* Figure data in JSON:
------------------------------------------------------------

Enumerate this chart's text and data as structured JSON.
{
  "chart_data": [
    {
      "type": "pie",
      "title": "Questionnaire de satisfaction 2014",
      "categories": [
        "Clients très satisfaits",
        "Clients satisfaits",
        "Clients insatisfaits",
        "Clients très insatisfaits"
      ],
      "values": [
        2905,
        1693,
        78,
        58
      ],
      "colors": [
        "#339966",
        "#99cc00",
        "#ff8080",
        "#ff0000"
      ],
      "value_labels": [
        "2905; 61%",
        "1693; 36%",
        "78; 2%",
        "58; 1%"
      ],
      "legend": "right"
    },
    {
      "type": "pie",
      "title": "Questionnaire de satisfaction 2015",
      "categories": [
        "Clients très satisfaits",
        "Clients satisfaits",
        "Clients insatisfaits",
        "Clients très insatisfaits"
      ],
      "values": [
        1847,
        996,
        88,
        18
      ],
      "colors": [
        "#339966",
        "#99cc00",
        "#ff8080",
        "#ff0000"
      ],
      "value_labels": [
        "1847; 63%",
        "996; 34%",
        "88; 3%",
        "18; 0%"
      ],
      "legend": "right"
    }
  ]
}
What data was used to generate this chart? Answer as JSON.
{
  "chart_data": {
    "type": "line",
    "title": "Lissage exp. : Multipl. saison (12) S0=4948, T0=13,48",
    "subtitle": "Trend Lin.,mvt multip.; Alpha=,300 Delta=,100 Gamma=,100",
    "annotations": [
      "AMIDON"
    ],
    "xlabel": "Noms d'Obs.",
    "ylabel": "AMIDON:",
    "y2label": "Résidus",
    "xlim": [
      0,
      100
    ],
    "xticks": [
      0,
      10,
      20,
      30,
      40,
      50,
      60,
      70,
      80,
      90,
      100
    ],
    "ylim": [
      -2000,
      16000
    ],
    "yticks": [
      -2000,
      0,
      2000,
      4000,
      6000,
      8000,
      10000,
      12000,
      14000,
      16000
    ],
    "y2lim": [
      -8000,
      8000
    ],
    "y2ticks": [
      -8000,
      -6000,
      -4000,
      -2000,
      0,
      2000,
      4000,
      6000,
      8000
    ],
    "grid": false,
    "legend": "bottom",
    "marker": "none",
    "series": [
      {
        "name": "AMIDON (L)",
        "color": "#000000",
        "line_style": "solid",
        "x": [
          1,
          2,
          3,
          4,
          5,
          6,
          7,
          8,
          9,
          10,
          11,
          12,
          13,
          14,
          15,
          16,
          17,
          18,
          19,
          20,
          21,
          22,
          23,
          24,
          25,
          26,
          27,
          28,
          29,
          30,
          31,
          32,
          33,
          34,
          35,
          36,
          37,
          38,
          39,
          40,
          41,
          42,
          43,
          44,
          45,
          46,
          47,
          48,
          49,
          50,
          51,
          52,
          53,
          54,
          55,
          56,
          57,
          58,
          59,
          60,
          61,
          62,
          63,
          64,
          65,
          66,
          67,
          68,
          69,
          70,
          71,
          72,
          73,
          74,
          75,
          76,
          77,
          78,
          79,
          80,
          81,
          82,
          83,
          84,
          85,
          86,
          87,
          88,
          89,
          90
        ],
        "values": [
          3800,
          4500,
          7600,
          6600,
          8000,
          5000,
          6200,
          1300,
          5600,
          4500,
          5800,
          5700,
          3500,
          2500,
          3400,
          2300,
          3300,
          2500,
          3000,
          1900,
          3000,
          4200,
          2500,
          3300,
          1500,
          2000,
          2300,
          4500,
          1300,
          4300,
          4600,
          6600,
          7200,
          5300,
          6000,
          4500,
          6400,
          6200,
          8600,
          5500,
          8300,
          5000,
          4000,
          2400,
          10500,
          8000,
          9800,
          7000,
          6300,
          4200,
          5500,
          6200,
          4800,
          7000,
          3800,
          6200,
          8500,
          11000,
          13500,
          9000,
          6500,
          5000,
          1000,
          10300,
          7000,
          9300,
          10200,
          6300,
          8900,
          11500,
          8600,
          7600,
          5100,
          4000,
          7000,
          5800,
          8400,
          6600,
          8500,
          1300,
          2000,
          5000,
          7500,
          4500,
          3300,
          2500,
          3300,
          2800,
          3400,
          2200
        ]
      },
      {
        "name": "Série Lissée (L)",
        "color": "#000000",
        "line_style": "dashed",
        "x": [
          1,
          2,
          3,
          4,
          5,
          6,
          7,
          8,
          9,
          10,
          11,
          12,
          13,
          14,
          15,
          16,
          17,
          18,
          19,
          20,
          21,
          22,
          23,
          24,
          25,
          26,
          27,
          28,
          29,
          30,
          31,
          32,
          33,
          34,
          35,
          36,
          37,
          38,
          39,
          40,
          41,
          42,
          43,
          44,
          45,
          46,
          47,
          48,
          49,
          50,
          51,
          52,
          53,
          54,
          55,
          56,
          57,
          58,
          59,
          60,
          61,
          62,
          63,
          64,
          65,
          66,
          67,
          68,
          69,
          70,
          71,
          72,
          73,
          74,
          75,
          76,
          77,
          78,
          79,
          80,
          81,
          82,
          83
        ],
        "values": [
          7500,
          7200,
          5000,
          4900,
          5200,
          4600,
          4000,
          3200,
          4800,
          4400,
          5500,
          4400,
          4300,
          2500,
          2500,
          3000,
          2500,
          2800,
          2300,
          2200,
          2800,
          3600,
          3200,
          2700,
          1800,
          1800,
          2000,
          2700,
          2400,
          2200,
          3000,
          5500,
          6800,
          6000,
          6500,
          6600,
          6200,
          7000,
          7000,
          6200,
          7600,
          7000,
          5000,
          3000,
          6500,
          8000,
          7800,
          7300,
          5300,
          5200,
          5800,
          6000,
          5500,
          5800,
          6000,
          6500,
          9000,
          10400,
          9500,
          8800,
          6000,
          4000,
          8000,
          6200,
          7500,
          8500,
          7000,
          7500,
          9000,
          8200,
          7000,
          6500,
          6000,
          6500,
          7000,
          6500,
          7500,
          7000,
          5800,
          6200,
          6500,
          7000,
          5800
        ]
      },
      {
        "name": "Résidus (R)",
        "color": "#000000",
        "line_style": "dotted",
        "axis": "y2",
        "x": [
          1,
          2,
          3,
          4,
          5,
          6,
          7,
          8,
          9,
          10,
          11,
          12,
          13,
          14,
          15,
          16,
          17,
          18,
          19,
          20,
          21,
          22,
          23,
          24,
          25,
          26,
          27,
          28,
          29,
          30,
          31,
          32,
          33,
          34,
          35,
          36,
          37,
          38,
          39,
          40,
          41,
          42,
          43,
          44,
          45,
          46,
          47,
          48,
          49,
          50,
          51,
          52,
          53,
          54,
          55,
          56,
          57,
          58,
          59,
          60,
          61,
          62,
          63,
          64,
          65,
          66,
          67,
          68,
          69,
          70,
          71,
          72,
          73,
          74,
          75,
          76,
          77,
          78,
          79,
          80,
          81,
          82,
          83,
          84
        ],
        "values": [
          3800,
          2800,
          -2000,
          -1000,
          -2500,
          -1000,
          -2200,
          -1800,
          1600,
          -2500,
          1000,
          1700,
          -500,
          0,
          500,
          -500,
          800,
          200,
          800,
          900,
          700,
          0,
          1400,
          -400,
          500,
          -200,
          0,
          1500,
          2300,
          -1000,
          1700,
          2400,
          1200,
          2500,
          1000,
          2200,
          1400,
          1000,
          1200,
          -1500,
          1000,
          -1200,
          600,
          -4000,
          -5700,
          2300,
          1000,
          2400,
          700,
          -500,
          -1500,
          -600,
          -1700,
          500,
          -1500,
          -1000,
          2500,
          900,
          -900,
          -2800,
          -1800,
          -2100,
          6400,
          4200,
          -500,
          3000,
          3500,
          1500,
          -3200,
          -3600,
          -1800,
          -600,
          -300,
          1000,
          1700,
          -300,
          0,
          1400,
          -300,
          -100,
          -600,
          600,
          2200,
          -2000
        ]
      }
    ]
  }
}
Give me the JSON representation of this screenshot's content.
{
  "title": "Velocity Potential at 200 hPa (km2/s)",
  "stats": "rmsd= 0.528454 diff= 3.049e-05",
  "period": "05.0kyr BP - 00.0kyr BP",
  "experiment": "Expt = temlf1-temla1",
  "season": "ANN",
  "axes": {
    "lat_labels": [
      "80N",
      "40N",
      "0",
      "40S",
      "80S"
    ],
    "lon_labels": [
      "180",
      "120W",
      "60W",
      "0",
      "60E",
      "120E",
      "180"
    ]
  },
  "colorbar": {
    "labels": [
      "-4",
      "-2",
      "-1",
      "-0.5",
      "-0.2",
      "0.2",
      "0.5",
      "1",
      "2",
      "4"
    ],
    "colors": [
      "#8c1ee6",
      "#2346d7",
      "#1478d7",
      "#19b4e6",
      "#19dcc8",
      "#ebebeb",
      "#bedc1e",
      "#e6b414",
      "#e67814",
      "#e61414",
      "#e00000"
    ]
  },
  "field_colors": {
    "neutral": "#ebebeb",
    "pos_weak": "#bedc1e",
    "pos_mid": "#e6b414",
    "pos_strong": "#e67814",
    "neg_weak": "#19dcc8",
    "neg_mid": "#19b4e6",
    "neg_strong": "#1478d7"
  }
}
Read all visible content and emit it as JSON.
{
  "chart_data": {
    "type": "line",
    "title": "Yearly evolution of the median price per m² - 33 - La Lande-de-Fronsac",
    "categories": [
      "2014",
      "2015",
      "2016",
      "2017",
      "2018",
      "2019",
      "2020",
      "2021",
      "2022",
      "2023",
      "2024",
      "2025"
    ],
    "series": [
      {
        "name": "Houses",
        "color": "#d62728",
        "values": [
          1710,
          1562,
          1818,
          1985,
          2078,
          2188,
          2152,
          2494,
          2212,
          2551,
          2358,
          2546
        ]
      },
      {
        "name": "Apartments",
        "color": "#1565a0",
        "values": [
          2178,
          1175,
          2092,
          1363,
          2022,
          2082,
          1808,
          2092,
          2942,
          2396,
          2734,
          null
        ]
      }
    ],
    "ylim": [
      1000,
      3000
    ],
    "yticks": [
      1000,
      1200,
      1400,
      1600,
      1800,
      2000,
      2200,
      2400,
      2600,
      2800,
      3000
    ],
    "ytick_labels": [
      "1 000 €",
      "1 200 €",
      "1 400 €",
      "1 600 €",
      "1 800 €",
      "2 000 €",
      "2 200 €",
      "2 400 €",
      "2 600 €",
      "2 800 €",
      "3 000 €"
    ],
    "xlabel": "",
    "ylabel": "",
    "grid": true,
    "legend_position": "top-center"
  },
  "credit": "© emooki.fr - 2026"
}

------------------------------------------------------------

* REQUEST: Only the number is needed: state how many lines in the listing contain "satisfaction".

* IN RESPONSE: 2